Say how many lines contain "ліквідація"; the answer is the number alone.

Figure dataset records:
++++++++++

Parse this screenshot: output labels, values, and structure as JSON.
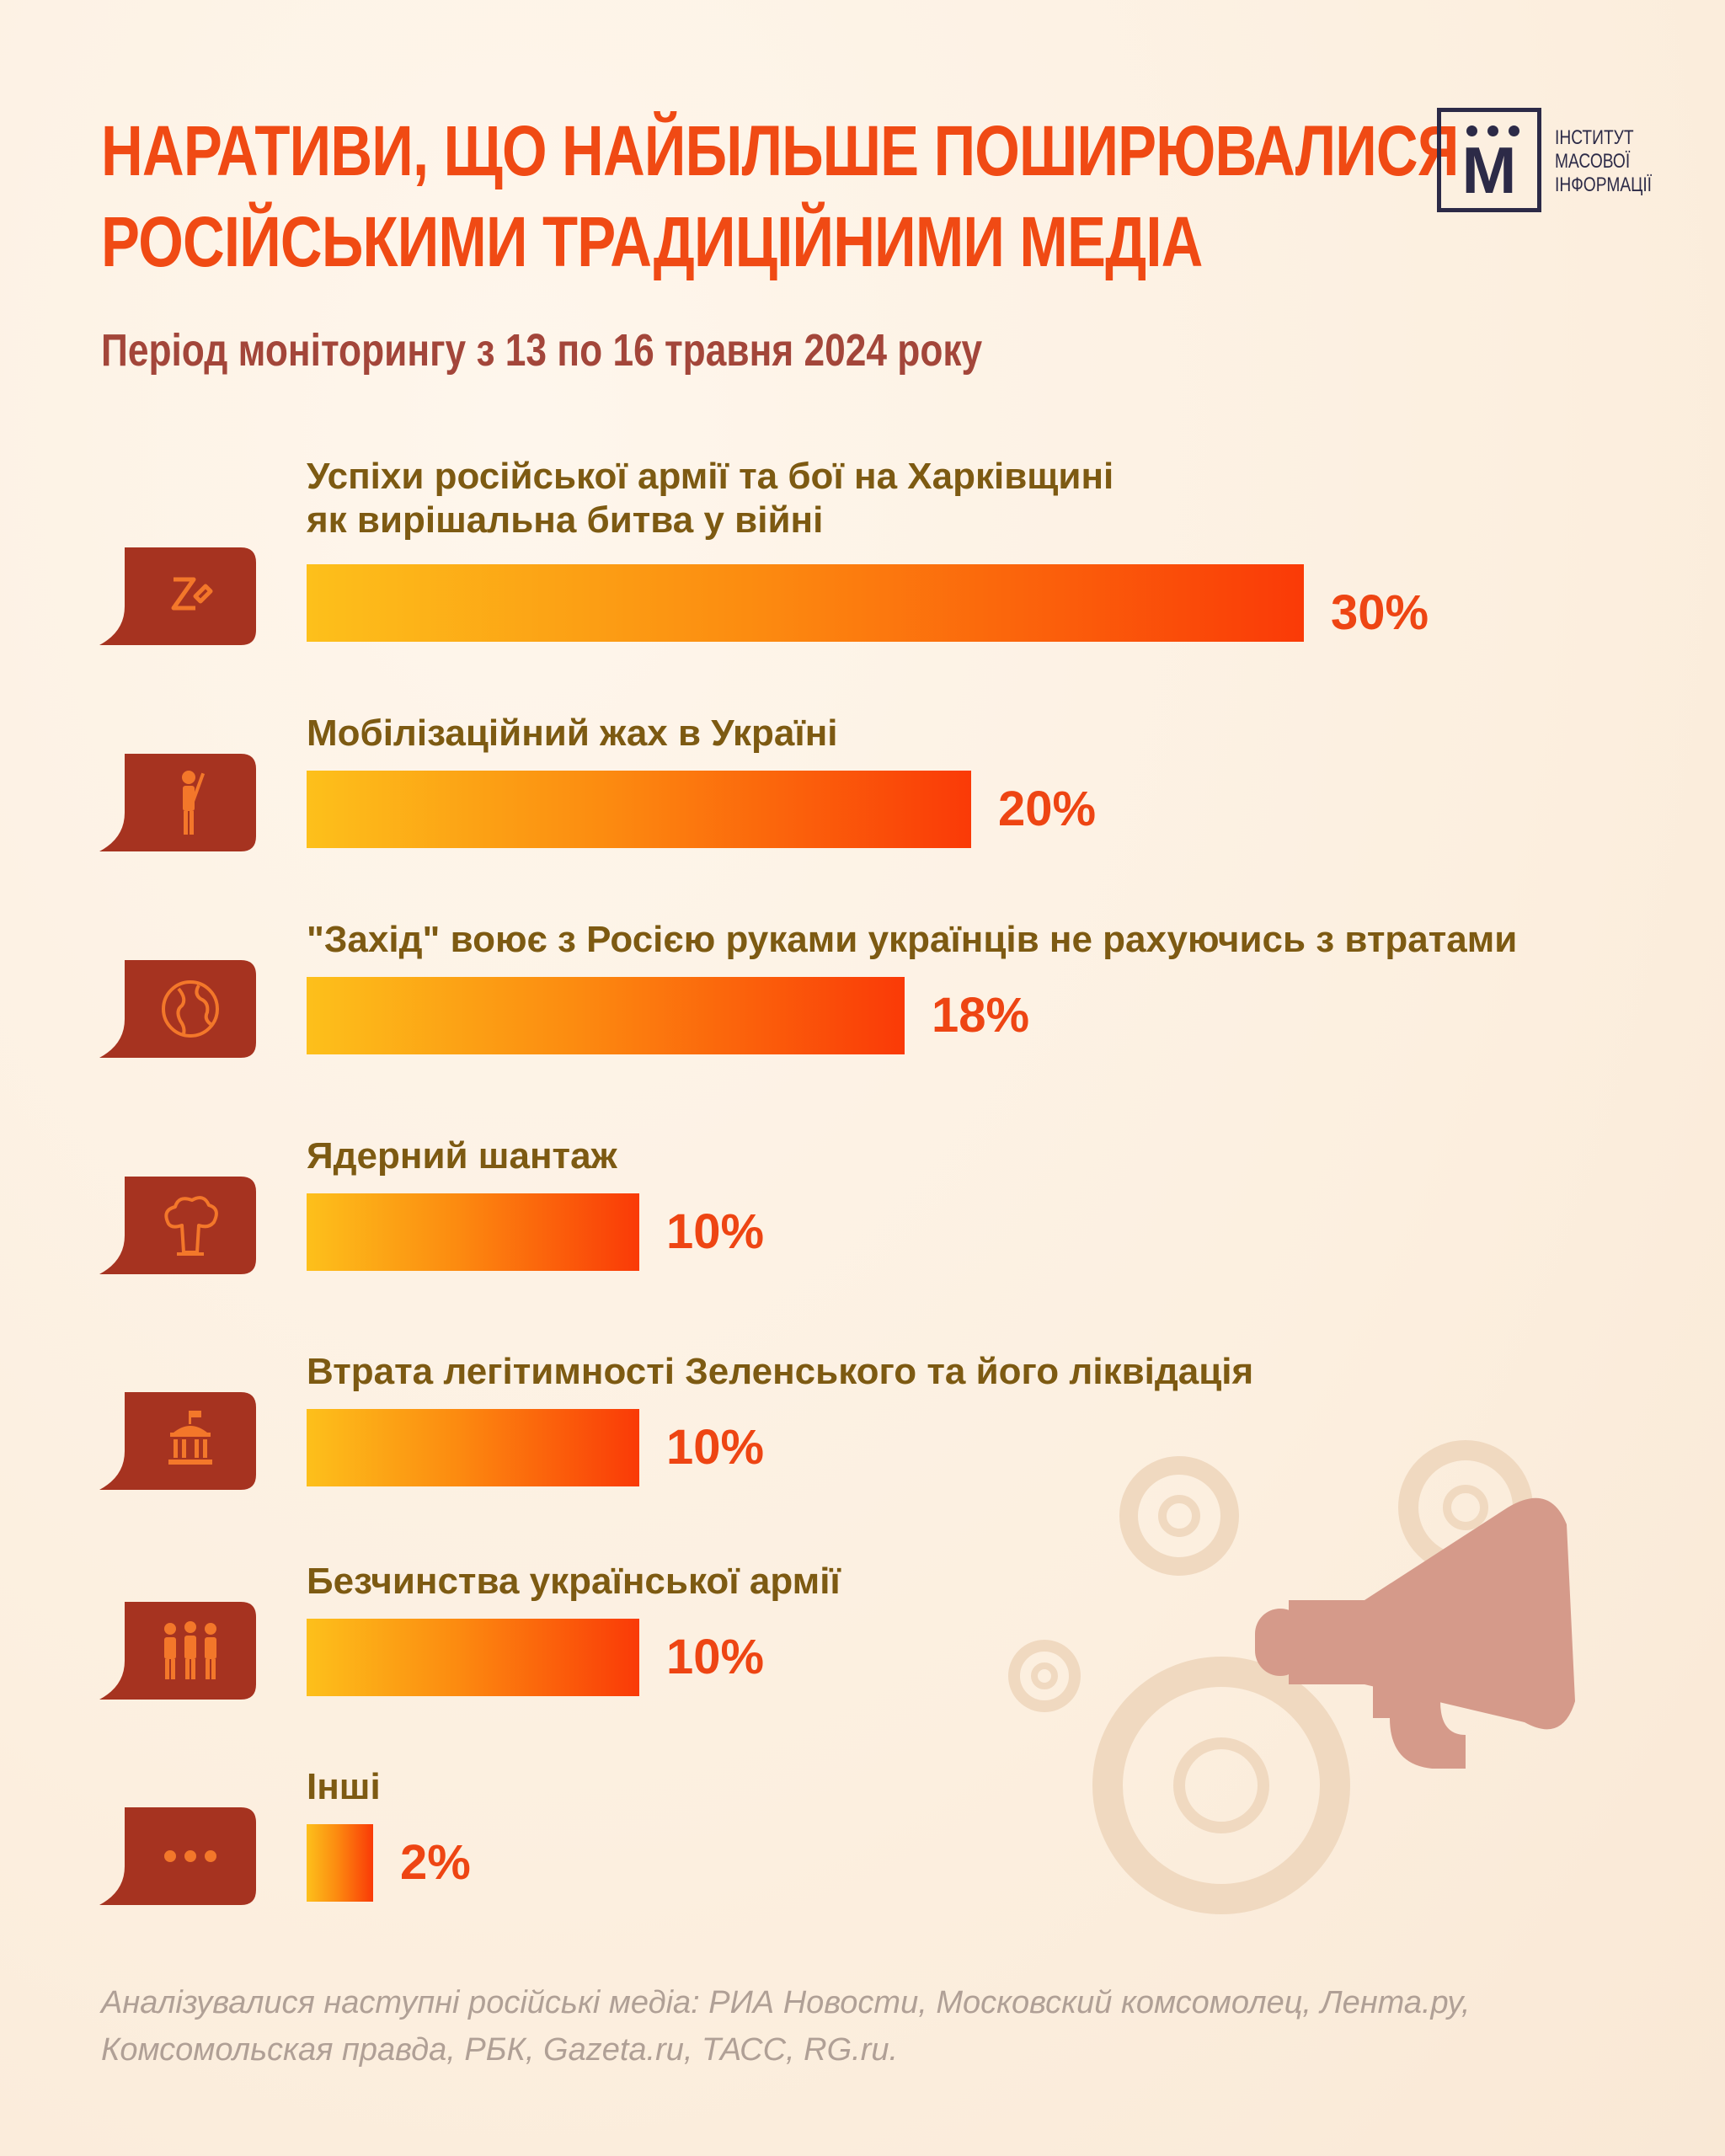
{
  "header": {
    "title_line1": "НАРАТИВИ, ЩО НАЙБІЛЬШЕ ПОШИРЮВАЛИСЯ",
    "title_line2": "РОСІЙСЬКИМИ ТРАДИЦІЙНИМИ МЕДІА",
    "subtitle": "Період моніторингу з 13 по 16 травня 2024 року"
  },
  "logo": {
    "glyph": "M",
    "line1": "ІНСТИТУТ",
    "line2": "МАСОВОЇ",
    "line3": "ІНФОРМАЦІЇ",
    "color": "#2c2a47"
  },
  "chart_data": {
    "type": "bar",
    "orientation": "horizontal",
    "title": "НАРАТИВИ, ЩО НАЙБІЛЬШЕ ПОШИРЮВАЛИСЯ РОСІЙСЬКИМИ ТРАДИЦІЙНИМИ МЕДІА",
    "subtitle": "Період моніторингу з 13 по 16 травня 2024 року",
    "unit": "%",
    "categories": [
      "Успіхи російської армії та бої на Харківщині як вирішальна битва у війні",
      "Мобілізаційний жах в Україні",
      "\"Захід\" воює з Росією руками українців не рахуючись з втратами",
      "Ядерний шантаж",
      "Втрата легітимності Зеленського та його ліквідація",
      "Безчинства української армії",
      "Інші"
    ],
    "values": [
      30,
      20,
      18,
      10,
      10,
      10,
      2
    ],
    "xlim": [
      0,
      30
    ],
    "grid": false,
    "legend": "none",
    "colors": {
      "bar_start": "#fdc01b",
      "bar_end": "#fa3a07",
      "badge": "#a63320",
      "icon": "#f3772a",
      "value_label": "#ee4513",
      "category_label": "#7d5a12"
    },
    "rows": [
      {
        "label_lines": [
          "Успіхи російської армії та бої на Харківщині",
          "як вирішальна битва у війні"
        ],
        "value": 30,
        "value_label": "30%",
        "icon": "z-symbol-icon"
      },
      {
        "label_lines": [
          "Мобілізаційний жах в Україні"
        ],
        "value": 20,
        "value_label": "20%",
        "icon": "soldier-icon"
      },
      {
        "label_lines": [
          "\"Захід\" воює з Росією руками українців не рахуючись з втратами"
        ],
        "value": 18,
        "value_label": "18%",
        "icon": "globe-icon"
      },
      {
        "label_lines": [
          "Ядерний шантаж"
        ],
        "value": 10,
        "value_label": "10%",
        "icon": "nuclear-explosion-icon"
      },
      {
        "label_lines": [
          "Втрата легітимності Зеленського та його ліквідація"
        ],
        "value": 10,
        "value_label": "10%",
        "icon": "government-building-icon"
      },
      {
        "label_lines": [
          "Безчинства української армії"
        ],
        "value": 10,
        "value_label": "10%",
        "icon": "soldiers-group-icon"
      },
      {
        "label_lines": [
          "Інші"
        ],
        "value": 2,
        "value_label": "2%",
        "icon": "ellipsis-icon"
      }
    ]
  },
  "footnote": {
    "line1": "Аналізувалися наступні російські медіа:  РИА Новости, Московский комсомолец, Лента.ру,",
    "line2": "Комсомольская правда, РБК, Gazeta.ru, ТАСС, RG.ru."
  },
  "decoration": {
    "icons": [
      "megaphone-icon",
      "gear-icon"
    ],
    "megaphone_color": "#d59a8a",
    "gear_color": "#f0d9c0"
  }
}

++++++++++

WRITTEN ANSWER: 2